__Set problem 1__. Extract the full excerpt about the Presbytery Minister Wellbeing role word for word.

My role is described as Presbytery Minister Wellbeing, and I will be working with Ministers and Pastors, Congregations and Faith Communities, to guide them in their development and growth and support their leadership in their communities. I am charged to provide pastoral care, leadership development, and other training. There is a significant administrative component in the position. Despite this (or because of this?), I am looking forward to what this role will set before me.

Andrew has been called to serve as Presbytery Minister Congregation Futures, working with Congregations and Faith Communities, Pastors and Ministers, to empower their spiritual life, develop missional capacity, strengthen missional leadership, and build strong missional networks across the region. We are already working closely, and look forward to a constructive collaboration over the time ahead.

In the Service of Induction on 21 February 2020, we were privileged to have the President of the National Assembly, Dr Deidre Palmer, preach a thoughtful and stirring sermon. She focussed on the call to serve embedded in Luke 4:16-30 and the prayer of hope expressed in Psalm 13. What follows are the words that I offered in response at this service.

*********

Co-Chairpersons, President, colleagues and friends, I thank you for your welcome. I am pleased to be in Canberra, here because Elizabeth was called by God through the church, to the right place at the right time, to be minister of the Tuggeranong Congregation. We are very content to be here. The cats are contented, and after a year in our house, the veggies are growing abundantly.

Maisie, Felix, and Fearghal, settled into life in Canberra

I am grateful for the support and encouragement that I have received as I have undertaken the slow and extended process, over the last year, of working my way into this role of Wellbeing within your Presbytery.

I come with a commitment to support and serve the leadership of our 29 congregations, both lay and ordained; to equip and encourage the whole people of God in order that together we might be faithful followers of Jesus; and to work to strengthen the mission and ministry that is undertaken by our congregations and faith communities.

__Data extract__.

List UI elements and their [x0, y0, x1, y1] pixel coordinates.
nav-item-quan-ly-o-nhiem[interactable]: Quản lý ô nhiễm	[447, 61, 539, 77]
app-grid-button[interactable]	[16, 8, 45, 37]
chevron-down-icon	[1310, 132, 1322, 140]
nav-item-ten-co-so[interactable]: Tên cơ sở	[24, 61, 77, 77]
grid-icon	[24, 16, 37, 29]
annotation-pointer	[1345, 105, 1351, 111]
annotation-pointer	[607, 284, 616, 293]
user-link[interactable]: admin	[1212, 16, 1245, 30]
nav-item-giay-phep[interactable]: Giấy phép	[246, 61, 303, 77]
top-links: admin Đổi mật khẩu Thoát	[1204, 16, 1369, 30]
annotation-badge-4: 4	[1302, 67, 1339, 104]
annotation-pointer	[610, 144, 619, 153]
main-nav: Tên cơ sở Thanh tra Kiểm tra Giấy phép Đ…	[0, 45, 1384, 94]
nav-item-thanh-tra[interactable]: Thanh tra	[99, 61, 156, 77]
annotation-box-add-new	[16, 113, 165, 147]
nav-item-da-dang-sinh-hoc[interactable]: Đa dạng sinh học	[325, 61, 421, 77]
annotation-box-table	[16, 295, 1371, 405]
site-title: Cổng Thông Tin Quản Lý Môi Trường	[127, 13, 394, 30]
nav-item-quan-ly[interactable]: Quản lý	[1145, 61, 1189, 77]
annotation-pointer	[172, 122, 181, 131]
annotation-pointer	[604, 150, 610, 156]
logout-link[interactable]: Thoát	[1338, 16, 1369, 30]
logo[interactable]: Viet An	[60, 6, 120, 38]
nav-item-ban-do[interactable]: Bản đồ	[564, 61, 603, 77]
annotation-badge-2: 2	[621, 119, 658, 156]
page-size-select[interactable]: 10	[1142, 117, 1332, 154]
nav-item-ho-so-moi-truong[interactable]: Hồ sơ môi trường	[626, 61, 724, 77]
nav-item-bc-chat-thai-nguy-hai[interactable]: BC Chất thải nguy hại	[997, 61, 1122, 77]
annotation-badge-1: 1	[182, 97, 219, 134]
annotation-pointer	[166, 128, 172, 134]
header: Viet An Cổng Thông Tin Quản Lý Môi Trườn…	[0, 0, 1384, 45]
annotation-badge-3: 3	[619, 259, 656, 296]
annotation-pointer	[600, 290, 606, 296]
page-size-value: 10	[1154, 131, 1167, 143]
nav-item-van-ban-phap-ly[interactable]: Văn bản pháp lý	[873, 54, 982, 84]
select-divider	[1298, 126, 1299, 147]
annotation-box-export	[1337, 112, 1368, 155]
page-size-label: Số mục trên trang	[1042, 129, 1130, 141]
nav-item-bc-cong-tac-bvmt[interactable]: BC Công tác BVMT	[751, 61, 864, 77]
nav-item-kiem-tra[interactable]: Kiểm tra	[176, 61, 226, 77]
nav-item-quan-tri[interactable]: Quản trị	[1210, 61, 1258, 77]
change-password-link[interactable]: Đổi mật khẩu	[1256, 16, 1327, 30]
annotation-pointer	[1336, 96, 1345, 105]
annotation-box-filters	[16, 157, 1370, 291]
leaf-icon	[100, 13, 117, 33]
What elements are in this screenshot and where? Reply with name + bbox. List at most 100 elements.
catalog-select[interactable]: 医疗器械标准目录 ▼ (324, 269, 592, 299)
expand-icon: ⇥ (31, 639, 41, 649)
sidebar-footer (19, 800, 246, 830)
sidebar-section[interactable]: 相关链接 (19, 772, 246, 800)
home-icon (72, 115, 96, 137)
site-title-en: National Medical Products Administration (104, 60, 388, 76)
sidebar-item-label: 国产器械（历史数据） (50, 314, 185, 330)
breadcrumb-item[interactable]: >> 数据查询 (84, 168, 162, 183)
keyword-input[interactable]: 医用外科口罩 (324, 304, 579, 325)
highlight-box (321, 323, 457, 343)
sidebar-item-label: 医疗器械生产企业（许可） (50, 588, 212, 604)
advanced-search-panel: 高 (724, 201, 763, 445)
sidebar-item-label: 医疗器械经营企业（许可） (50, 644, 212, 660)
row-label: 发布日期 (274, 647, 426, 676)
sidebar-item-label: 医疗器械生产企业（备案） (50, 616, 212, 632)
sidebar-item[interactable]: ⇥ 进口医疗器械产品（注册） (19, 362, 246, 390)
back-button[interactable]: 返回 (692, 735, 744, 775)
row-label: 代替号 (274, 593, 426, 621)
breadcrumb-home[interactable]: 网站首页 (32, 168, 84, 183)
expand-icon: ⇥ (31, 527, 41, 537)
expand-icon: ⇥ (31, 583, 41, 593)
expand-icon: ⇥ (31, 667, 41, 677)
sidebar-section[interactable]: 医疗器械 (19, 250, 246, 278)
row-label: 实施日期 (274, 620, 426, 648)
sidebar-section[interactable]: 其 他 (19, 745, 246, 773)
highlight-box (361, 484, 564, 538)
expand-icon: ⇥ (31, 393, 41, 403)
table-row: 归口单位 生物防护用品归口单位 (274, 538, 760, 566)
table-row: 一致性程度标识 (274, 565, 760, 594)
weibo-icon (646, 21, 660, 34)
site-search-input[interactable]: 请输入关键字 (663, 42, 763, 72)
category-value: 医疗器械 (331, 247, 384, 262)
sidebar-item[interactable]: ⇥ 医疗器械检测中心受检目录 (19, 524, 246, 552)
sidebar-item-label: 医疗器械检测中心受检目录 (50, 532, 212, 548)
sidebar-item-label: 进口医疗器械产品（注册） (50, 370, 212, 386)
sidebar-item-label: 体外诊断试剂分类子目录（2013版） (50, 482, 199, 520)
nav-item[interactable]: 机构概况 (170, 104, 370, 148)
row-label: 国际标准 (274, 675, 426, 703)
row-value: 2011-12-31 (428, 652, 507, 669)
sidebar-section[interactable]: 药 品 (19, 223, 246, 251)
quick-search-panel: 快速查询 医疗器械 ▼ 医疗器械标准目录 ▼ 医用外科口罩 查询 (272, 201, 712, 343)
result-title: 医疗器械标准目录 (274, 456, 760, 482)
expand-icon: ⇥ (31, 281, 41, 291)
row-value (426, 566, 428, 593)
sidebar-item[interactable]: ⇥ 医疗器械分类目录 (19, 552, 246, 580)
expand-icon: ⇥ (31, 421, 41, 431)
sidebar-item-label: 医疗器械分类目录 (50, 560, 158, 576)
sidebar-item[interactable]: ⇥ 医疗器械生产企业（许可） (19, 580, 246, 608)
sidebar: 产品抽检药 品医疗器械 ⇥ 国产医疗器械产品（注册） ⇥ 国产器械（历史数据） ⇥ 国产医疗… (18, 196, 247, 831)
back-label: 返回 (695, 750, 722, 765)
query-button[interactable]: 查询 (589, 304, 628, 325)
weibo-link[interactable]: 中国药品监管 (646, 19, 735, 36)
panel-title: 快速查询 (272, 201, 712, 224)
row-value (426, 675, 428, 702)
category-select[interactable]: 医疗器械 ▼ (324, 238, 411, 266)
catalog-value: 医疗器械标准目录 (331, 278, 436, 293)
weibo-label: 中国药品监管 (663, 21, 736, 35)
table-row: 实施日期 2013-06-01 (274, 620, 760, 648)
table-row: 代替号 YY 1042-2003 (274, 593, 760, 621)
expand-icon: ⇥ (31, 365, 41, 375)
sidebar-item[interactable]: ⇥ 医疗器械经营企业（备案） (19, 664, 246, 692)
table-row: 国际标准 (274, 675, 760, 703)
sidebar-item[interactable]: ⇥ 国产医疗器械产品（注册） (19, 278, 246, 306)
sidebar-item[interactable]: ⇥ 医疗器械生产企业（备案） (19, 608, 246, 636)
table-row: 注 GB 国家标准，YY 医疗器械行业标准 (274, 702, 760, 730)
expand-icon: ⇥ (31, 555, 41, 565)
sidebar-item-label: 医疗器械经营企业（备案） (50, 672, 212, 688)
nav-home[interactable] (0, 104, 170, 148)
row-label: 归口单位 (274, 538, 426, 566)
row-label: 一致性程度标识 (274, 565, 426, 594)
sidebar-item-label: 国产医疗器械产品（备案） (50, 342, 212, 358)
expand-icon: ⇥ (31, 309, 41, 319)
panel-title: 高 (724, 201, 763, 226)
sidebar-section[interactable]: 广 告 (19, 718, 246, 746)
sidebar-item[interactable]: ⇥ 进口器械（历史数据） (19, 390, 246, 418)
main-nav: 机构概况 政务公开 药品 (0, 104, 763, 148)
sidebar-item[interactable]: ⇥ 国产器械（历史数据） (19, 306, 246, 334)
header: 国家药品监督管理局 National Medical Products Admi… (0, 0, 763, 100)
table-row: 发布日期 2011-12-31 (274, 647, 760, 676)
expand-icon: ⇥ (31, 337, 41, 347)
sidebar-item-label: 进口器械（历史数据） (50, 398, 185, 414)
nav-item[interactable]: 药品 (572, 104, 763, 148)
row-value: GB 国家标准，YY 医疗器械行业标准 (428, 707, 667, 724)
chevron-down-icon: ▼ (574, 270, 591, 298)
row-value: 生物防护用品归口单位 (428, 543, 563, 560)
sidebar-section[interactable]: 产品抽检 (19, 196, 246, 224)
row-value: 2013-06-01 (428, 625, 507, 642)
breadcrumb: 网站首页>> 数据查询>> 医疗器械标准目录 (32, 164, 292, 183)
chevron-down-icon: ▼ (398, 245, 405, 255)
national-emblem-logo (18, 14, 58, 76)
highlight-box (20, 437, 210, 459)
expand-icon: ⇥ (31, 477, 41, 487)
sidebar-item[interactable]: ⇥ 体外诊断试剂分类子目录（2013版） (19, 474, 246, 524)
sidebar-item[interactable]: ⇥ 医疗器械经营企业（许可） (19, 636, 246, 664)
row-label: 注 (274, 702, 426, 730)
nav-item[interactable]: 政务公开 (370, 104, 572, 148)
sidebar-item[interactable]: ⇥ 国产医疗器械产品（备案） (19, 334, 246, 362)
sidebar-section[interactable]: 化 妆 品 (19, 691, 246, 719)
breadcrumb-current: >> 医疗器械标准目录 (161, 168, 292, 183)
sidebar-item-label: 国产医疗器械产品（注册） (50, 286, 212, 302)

__Set problem 2__. Copy every line of the entries from the very first one down through the line containing "259, 656, 296]", with both of those lines included.

__Correct result 1__.
My role is described as Presbytery Minister Wellbeing, and I will be working with Ministers and Pastors, Congregations and Faith Communities, to guide them in their development and growth and support their leadership in their communities. I am charged to provide pastoral care, leadership development, and other training. There is a significant administrative component in the position. Despite this (or because of this?), I am looking forward to what this role will set before me.

Andrew has been called to serve as Presbytery Minister Congregation Futures, working with Congregations and Faith Communities, Pastors and Ministers, to empower their spiritual life, develop missional capacity, strengthen missional leadership, and build strong missional networks across the region. We are already working closely, and look forward to a constructive collaboration over the time ahead.

In the Service of Induction on 21 February 2020, we were privileged to have the President of the National Assembly, Dr Deidre Palmer, preach a thoughtful and stirring sermon. She focussed on the call to serve embedded in Luke 4:16-30 and the prayer of hope expressed in Psalm 13. What follows are the words that I offered in response at this service.

*********

Co-Chairpersons, President, colleagues and friends, I thank you for your welcome. I am pleased to be in Canberra, here because Elizabeth was called by God through the church, to the right place at the right time, to be minister of the Tuggeranong Congregation. We are very content to be here. The cats are contented, and after a year in our house, the veggies are growing abundantly.

Maisie, Felix, and Fearghal, settled into life in Canberra

I am grateful for the support and encouragement that I have received as I have undertaken the slow and extended process, over the last year, of working my way into this role of Wellbeing within your Presbytery.

I come with a commitment to support and serve the leadership of our 29 congregations, both lay and ordained; to equip and encourage the whole people of God in order that together we might be faithful followers of Jesus; and to work to strengthen the mission and ministry that is undertaken by our congregations and faith communities.

__Correct result 2__.
List UI elements and their [x0, y0, x1, y1] pixel coordinates.
nav-item-quan-ly-o-nhiem[interactable]: Quản lý ô nhiễm	[447, 61, 539, 77]
app-grid-button[interactable]	[16, 8, 45, 37]
chevron-down-icon	[1310, 132, 1322, 140]
nav-item-ten-co-so[interactable]: Tên cơ sở	[24, 61, 77, 77]
grid-icon	[24, 16, 37, 29]
annotation-pointer	[1345, 105, 1351, 111]
annotation-pointer	[607, 284, 616, 293]
user-link[interactable]: admin	[1212, 16, 1245, 30]
nav-item-giay-phep[interactable]: Giấy phép	[246, 61, 303, 77]
top-links: admin Đổi mật khẩu Thoát	[1204, 16, 1369, 30]
annotation-badge-4: 4	[1302, 67, 1339, 104]
annotation-pointer	[610, 144, 619, 153]
main-nav: Tên cơ sở Thanh tra Kiểm tra Giấy phép Đ…	[0, 45, 1384, 94]
nav-item-thanh-tra[interactable]: Thanh tra	[99, 61, 156, 77]
annotation-box-add-new	[16, 113, 165, 147]
nav-item-da-dang-sinh-hoc[interactable]: Đa dạng sinh học	[325, 61, 421, 77]
annotation-box-table	[16, 295, 1371, 405]
site-title: Cổng Thông Tin Quản Lý Môi Trường	[127, 13, 394, 30]
nav-item-quan-ly[interactable]: Quản lý	[1145, 61, 1189, 77]
annotation-pointer	[172, 122, 181, 131]
annotation-pointer	[604, 150, 610, 156]
logout-link[interactable]: Thoát	[1338, 16, 1369, 30]
logo[interactable]: Viet An	[60, 6, 120, 38]
nav-item-ban-do[interactable]: Bản đồ	[564, 61, 603, 77]
annotation-badge-2: 2	[621, 119, 658, 156]
page-size-select[interactable]: 10	[1142, 117, 1332, 154]
nav-item-ho-so-moi-truong[interactable]: Hồ sơ môi trường	[626, 61, 724, 77]
nav-item-bc-chat-thai-nguy-hai[interactable]: BC Chất thải nguy hại	[997, 61, 1122, 77]
annotation-badge-1: 1	[182, 97, 219, 134]
annotation-pointer	[166, 128, 172, 134]
header: Viet An Cổng Thông Tin Quản Lý Môi Trườn…	[0, 0, 1384, 45]
annotation-badge-3: 3	[619, 259, 656, 296]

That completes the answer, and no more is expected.